WORK REQUIRED: From the line with "Output a JSON" through the final line, please write out the listing exactly, including both of those lines.

MATERIAL:
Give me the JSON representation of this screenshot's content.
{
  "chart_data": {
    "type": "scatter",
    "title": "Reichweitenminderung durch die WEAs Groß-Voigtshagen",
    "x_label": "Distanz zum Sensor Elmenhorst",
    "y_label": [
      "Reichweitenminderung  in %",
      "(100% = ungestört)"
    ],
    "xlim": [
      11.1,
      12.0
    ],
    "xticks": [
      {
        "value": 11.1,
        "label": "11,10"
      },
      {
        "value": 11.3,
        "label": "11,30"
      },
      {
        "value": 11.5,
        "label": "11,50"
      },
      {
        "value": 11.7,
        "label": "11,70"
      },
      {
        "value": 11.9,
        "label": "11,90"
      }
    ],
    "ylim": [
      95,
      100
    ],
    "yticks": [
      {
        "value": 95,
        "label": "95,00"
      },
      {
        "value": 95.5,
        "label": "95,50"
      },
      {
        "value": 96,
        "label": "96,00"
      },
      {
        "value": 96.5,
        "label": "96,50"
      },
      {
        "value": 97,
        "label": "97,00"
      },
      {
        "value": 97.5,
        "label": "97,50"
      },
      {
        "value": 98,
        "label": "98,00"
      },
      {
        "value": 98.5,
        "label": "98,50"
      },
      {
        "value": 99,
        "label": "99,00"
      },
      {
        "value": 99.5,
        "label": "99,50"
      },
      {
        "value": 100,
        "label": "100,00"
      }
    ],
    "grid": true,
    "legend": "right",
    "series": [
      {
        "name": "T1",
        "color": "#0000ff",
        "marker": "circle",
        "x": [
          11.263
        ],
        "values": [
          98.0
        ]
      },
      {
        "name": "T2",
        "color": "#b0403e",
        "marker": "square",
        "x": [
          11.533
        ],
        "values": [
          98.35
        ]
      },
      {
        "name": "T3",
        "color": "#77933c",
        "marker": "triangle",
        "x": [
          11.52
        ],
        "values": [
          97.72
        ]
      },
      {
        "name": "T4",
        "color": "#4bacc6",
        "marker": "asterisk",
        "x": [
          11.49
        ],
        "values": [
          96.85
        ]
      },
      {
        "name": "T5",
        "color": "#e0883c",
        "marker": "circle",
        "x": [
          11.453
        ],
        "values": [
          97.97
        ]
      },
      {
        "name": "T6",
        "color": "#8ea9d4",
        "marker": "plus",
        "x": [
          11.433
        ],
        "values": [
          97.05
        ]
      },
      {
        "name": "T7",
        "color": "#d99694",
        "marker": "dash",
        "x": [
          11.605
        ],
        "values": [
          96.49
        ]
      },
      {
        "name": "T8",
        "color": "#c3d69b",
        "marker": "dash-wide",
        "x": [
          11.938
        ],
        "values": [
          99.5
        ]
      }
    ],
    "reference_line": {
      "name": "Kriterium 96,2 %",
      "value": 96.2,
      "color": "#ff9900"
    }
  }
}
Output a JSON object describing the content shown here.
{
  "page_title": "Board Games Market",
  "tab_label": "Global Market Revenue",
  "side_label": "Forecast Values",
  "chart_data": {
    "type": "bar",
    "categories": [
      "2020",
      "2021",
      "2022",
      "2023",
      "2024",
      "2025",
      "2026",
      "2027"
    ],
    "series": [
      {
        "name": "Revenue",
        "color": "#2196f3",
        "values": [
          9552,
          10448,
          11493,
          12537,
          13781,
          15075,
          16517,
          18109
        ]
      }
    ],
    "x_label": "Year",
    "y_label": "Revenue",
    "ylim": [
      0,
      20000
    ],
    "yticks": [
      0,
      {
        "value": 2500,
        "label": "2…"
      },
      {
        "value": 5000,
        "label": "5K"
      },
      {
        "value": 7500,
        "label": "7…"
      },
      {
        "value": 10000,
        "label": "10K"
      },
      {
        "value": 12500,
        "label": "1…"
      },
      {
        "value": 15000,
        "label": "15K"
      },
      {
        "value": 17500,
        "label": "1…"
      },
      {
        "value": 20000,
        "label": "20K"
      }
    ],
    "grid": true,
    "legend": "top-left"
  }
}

SOLUTION BELOW:
Output a JSON object describing the content shown here.
{
  "page_title": "Board Games Market",
  "tab_label": "Global Market Revenue",
  "side_label": "Forecast Values",
  "chart_data": {
    "type": "bar",
    "categories": [
      "2020",
      "2021",
      "2022",
      "2023",
      "2024",
      "2025",
      "2026",
      "2027"
    ],
    "series": [
      {
        "name": "Revenue",
        "color": "#2196f3",
        "values": [
          9552,
          10448,
          11493,
          12537,
          13781,
          15075,
          16517,
          18109
        ]
      }
    ],
    "x_label": "Year",
    "y_label": "Revenue",
    "ylim": [
      0,
      20000
    ],
    "yticks": [
      0,
      {
        "value": 2500,
        "label": "2…"
      },
      {
        "value": 5000,
        "label": "5K"
      },
      {
        "value": 7500,
        "label": "7…"
      },
      {
        "value": 10000,
        "label": "10K"
      },
      {
        "value": 12500,
        "label": "1…"
      },
      {
        "value": 15000,
        "label": "15K"
      },
      {
        "value": 17500,
        "label": "1…"
      },
      {
        "value": 20000,
        "label": "20K"
      }
    ],
    "grid": true,
    "legend": "top-left"
  }
}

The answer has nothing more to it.